-- Work instructions --
Every line of the material below should be repeated exactly.

-- Data shown --
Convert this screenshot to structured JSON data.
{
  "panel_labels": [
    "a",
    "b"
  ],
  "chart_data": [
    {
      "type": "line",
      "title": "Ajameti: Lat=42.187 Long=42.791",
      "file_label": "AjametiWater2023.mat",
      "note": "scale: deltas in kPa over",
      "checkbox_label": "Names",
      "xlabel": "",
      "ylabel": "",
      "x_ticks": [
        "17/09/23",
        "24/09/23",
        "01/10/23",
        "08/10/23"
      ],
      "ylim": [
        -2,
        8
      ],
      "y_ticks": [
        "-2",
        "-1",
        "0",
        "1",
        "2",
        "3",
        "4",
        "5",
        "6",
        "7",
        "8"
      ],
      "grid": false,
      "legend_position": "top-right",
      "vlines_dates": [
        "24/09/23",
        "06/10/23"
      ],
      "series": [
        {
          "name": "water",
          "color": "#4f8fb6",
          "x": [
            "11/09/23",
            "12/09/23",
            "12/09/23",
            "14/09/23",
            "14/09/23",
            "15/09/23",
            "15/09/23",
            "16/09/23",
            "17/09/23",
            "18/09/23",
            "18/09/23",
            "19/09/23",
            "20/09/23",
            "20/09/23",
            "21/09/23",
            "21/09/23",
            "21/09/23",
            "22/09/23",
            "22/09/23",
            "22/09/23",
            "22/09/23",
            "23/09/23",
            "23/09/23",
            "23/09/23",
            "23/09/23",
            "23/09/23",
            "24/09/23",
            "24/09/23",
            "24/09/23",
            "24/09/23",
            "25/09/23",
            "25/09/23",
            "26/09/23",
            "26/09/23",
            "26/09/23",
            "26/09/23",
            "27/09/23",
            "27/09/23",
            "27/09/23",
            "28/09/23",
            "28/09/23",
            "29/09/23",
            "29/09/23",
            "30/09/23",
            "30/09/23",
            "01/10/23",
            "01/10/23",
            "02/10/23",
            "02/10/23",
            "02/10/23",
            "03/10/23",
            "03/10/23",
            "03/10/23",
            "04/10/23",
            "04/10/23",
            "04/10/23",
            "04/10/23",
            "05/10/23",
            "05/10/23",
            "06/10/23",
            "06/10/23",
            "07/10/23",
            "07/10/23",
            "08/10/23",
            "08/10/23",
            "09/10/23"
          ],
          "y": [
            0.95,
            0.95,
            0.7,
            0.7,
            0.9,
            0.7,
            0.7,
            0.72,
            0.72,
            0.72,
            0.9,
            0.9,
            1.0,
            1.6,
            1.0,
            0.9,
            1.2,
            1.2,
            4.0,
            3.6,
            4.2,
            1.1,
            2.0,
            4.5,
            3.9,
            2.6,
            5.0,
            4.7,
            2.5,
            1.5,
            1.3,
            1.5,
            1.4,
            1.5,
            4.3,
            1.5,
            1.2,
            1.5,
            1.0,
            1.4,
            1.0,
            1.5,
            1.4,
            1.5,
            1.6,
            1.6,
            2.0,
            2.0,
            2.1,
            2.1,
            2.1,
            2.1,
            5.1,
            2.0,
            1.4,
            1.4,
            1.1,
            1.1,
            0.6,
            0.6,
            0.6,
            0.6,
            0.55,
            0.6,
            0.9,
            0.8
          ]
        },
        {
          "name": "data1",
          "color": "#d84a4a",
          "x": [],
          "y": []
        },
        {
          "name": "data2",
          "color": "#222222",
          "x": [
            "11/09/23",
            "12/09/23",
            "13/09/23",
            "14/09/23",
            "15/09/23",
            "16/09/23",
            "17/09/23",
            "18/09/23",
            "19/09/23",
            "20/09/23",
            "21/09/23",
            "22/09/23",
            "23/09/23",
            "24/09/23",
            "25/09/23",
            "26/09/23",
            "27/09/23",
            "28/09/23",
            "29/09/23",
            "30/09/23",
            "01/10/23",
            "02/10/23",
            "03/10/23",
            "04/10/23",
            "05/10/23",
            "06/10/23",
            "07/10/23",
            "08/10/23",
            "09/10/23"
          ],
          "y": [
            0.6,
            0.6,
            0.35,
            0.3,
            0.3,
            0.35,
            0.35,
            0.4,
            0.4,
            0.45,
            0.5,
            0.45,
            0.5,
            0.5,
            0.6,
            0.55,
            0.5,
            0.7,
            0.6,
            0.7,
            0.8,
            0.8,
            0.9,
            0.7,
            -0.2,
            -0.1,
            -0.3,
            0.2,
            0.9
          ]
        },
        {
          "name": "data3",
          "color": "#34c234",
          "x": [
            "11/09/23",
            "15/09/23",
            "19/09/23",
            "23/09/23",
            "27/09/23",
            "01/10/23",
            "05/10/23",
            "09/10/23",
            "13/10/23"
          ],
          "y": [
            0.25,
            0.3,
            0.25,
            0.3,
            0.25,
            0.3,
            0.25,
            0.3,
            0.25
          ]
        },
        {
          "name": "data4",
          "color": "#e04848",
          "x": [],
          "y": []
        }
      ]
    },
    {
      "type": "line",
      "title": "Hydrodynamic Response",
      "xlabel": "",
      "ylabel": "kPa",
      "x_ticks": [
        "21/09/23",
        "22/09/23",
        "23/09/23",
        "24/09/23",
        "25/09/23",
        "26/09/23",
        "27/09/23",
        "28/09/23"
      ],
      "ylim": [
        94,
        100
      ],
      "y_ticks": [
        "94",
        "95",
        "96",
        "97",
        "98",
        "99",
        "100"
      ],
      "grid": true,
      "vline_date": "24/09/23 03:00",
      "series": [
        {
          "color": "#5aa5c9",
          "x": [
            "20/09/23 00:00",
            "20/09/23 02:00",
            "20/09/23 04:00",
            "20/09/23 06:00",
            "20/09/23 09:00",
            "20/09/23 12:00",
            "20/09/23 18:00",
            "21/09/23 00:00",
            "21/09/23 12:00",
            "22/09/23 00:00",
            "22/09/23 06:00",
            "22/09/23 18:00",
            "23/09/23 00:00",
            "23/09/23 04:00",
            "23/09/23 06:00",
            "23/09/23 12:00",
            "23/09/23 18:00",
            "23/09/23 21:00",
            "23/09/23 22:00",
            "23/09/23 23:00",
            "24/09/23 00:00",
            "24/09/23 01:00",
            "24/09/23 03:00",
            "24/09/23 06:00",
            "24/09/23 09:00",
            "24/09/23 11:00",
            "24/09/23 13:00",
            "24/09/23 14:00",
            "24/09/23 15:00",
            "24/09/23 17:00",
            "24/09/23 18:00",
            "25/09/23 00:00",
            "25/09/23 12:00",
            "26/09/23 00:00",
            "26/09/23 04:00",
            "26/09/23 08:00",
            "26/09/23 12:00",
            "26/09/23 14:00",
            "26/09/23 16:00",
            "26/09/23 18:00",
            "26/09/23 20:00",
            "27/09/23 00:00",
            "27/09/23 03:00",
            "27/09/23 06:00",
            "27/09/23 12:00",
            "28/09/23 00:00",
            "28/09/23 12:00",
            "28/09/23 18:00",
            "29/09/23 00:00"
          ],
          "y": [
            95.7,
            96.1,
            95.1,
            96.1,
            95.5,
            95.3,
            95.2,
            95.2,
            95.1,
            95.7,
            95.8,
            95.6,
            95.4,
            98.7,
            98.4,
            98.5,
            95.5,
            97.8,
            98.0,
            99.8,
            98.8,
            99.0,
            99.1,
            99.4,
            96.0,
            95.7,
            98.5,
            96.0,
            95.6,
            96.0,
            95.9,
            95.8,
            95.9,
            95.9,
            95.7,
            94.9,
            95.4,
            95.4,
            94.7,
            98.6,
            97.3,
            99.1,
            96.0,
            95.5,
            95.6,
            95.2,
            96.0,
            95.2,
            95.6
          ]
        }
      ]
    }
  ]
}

-- Task solution --
Convert this screenshot to structured JSON data.
{
  "panel_labels": [
    "a",
    "b"
  ],
  "chart_data": [
    {
      "type": "line",
      "title": "Ajameti: Lat=42.187 Long=42.791",
      "file_label": "AjametiWater2023.mat",
      "note": "scale: deltas in kPa over",
      "checkbox_label": "Names",
      "xlabel": "",
      "ylabel": "",
      "x_ticks": [
        "17/09/23",
        "24/09/23",
        "01/10/23",
        "08/10/23"
      ],
      "ylim": [
        -2,
        8
      ],
      "y_ticks": [
        "-2",
        "-1",
        "0",
        "1",
        "2",
        "3",
        "4",
        "5",
        "6",
        "7",
        "8"
      ],
      "grid": false,
      "legend_position": "top-right",
      "vlines_dates": [
        "24/09/23",
        "06/10/23"
      ],
      "series": [
        {
          "name": "water",
          "color": "#4f8fb6",
          "x": [
            "11/09/23",
            "12/09/23",
            "12/09/23",
            "14/09/23",
            "14/09/23",
            "15/09/23",
            "15/09/23",
            "16/09/23",
            "17/09/23",
            "18/09/23",
            "18/09/23",
            "19/09/23",
            "20/09/23",
            "20/09/23",
            "21/09/23",
            "21/09/23",
            "21/09/23",
            "22/09/23",
            "22/09/23",
            "22/09/23",
            "22/09/23",
            "23/09/23",
            "23/09/23",
            "23/09/23",
            "23/09/23",
            "23/09/23",
            "24/09/23",
            "24/09/23",
            "24/09/23",
            "24/09/23",
            "25/09/23",
            "25/09/23",
            "26/09/23",
            "26/09/23",
            "26/09/23",
            "26/09/23",
            "27/09/23",
            "27/09/23",
            "27/09/23",
            "28/09/23",
            "28/09/23",
            "29/09/23",
            "29/09/23",
            "30/09/23",
            "30/09/23",
            "01/10/23",
            "01/10/23",
            "02/10/23",
            "02/10/23",
            "02/10/23",
            "03/10/23",
            "03/10/23",
            "03/10/23",
            "04/10/23",
            "04/10/23",
            "04/10/23",
            "04/10/23",
            "05/10/23",
            "05/10/23",
            "06/10/23",
            "06/10/23",
            "07/10/23",
            "07/10/23",
            "08/10/23",
            "08/10/23",
            "09/10/23"
          ],
          "y": [
            0.95,
            0.95,
            0.7,
            0.7,
            0.9,
            0.7,
            0.7,
            0.72,
            0.72,
            0.72,
            0.9,
            0.9,
            1.0,
            1.6,
            1.0,
            0.9,
            1.2,
            1.2,
            4.0,
            3.6,
            4.2,
            1.1,
            2.0,
            4.5,
            3.9,
            2.6,
            5.0,
            4.7,
            2.5,
            1.5,
            1.3,
            1.5,
            1.4,
            1.5,
            4.3,
            1.5,
            1.2,
            1.5,
            1.0,
            1.4,
            1.0,
            1.5,
            1.4,
            1.5,
            1.6,
            1.6,
            2.0,
            2.0,
            2.1,
            2.1,
            2.1,
            2.1,
            5.1,
            2.0,
            1.4,
            1.4,
            1.1,
            1.1,
            0.6,
            0.6,
            0.6,
            0.6,
            0.55,
            0.6,
            0.9,
            0.8
          ]
        },
        {
          "name": "data1",
          "color": "#d84a4a",
          "x": [],
          "y": []
        },
        {
          "name": "data2",
          "color": "#222222",
          "x": [
            "11/09/23",
            "12/09/23",
            "13/09/23",
            "14/09/23",
            "15/09/23",
            "16/09/23",
            "17/09/23",
            "18/09/23",
            "19/09/23",
            "20/09/23",
            "21/09/23",
            "22/09/23",
            "23/09/23",
            "24/09/23",
            "25/09/23",
            "26/09/23",
            "27/09/23",
            "28/09/23",
            "29/09/23",
            "30/09/23",
            "01/10/23",
            "02/10/23",
            "03/10/23",
            "04/10/23",
            "05/10/23",
            "06/10/23",
            "07/10/23",
            "08/10/23",
            "09/10/23"
          ],
          "y": [
            0.6,
            0.6,
            0.35,
            0.3,
            0.3,
            0.35,
            0.35,
            0.4,
            0.4,
            0.45,
            0.5,
            0.45,
            0.5,
            0.5,
            0.6,
            0.55,
            0.5,
            0.7,
            0.6,
            0.7,
            0.8,
            0.8,
            0.9,
            0.7,
            -0.2,
            -0.1,
            -0.3,
            0.2,
            0.9
          ]
        },
        {
          "name": "data3",
          "color": "#34c234",
          "x": [
            "11/09/23",
            "15/09/23",
            "19/09/23",
            "23/09/23",
            "27/09/23",
            "01/10/23",
            "05/10/23",
            "09/10/23",
            "13/10/23"
          ],
          "y": [
            0.25,
            0.3,
            0.25,
            0.3,
            0.25,
            0.3,
            0.25,
            0.3,
            0.25
          ]
        },
        {
          "name": "data4",
          "color": "#e04848",
          "x": [],
          "y": []
        }
      ]
    },
    {
      "type": "line",
      "title": "Hydrodynamic Response",
      "xlabel": "",
      "ylabel": "kPa",
      "x_ticks": [
        "21/09/23",
        "22/09/23",
        "23/09/23",
        "24/09/23",
        "25/09/23",
        "26/09/23",
        "27/09/23",
        "28/09/23"
      ],
      "ylim": [
        94,
        100
      ],
      "y_ticks": [
        "94",
        "95",
        "96",
        "97",
        "98",
        "99",
        "100"
      ],
      "grid": true,
      "vline_date": "24/09/23 03:00",
      "series": [
        {
          "color": "#5aa5c9",
          "x": [
            "20/09/23 00:00",
            "20/09/23 02:00",
            "20/09/23 04:00",
            "20/09/23 06:00",
            "20/09/23 09:00",
            "20/09/23 12:00",
            "20/09/23 18:00",
            "21/09/23 00:00",
            "21/09/23 12:00",
            "22/09/23 00:00",
            "22/09/23 06:00",
            "22/09/23 18:00",
            "23/09/23 00:00",
            "23/09/23 04:00",
            "23/09/23 06:00",
            "23/09/23 12:00",
            "23/09/23 18:00",
            "23/09/23 21:00",
            "23/09/23 22:00",
            "23/09/23 23:00",
            "24/09/23 00:00",
            "24/09/23 01:00",
            "24/09/23 03:00",
            "24/09/23 06:00",
            "24/09/23 09:00",
            "24/09/23 11:00",
            "24/09/23 13:00",
            "24/09/23 14:00",
            "24/09/23 15:00",
            "24/09/23 17:00",
            "24/09/23 18:00",
            "25/09/23 00:00",
            "25/09/23 12:00",
            "26/09/23 00:00",
            "26/09/23 04:00",
            "26/09/23 08:00",
            "26/09/23 12:00",
            "26/09/23 14:00",
            "26/09/23 16:00",
            "26/09/23 18:00",
            "26/09/23 20:00",
            "27/09/23 00:00",
            "27/09/23 03:00",
            "27/09/23 06:00",
            "27/09/23 12:00",
            "28/09/23 00:00",
            "28/09/23 12:00",
            "28/09/23 18:00",
            "29/09/23 00:00"
          ],
          "y": [
            95.7,
            96.1,
            95.1,
            96.1,
            95.5,
            95.3,
            95.2,
            95.2,
            95.1,
            95.7,
            95.8,
            95.6,
            95.4,
            98.7,
            98.4,
            98.5,
            95.5,
            97.8,
            98.0,
            99.8,
            98.8,
            99.0,
            99.1,
            99.4,
            96.0,
            95.7,
            98.5,
            96.0,
            95.6,
            96.0,
            95.9,
            95.8,
            95.9,
            95.9,
            95.7,
            94.9,
            95.4,
            95.4,
            94.7,
            98.6,
            97.3,
            99.1,
            96.0,
            95.5,
            95.6,
            95.2,
            96.0,
            95.2,
            95.6
          ]
        }
      ]
    }
  ]
}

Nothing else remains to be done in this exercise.